Texte extrait >>
Pour la petite histoire, je vous rappellerai, que madame de Maintenon, favorite du roi Louis XIV a franchi elle aussi ce célèbre col en chaise à porteurs, pour depuis Bagnères de Bigorre, aller prendre les eaux à Barèges sur le versant ouest. Passer si haut dans cet équipage relève d'une vraie prouesse, ce qui relègue nos exploits vélocipédiques à une pâle figuration.

Nous ne reviendrons pas toutefois bredouilles de cette escalade, en cueillant dans les premiers lacets au-dessus de la Mongie, le col d'Iris (2115 m) le bien nommé.

Si "conquérir les cimes, et jouir", est notre devise, il nous faut sans cesse repartir de tout en bas, pour se hisser tout en haut. En bas, ce jour-là, c'est Mauléon Barouse (475m), petit village du Haut Comminges, où nous emprunterons une petite route campagnarde longeant l'Ourse, torrent aux eaux vives et chantantes, qui grossit plus en aval la royale Garonne, entrée en France au Pont du Roi. Sur les huit premiers kilomètres, nous remontons tranquillement en "fumant la pipe" la baigt (1) de l'Ourse, en croisant les hameaux confidentiels de Ferrère et Saint Néré, où est exploitée une usine d'embouteillage d'eau de source bien intégrée au site.

Détails de l'exercice >> Recopiez à l'identique, dans le texte extrait, le passage compris entre « Nous ne reviendrons » et « intégrée au site. », bornes incluses.

Contenu des données >>
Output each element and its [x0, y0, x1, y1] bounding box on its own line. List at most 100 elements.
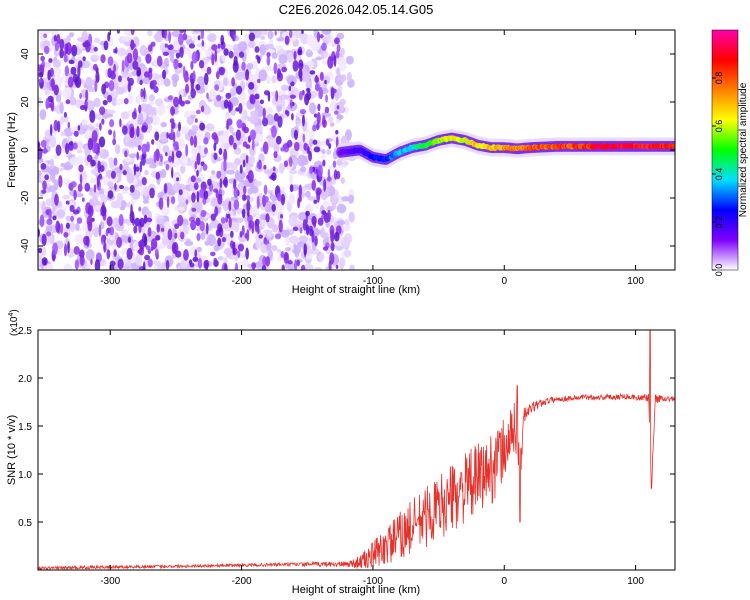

Solution attendue >>
Nous ne reviendrons pas toutefois bredouilles de cette escalade, en cueillant dans les premiers lacets au-dessus de la Mongie, le col d'Iris (2115 m) le bien nommé.

Si "conquérir les cimes, et jouir", est notre devise, il nous faut sans cesse repartir de tout en bas, pour se hisser tout en haut. En bas, ce jour-là, c'est Mauléon Barouse (475m), petit village du Haut Comminges, où nous emprunterons une petite route campagnarde longeant l'Ourse, torrent aux eaux vives et chantantes, qui grossit plus en aval la royale Garonne, entrée en France au Pont du Roi. Sur les huit premiers kilomètres, nous remontons tranquillement en "fumant la pipe" la baigt (1) de l'Ourse, en croisant les hameaux confidentiels de Ferrère et Saint Néré, où est exploitée une usine d'embouteillage d'eau de source bien intégrée au site.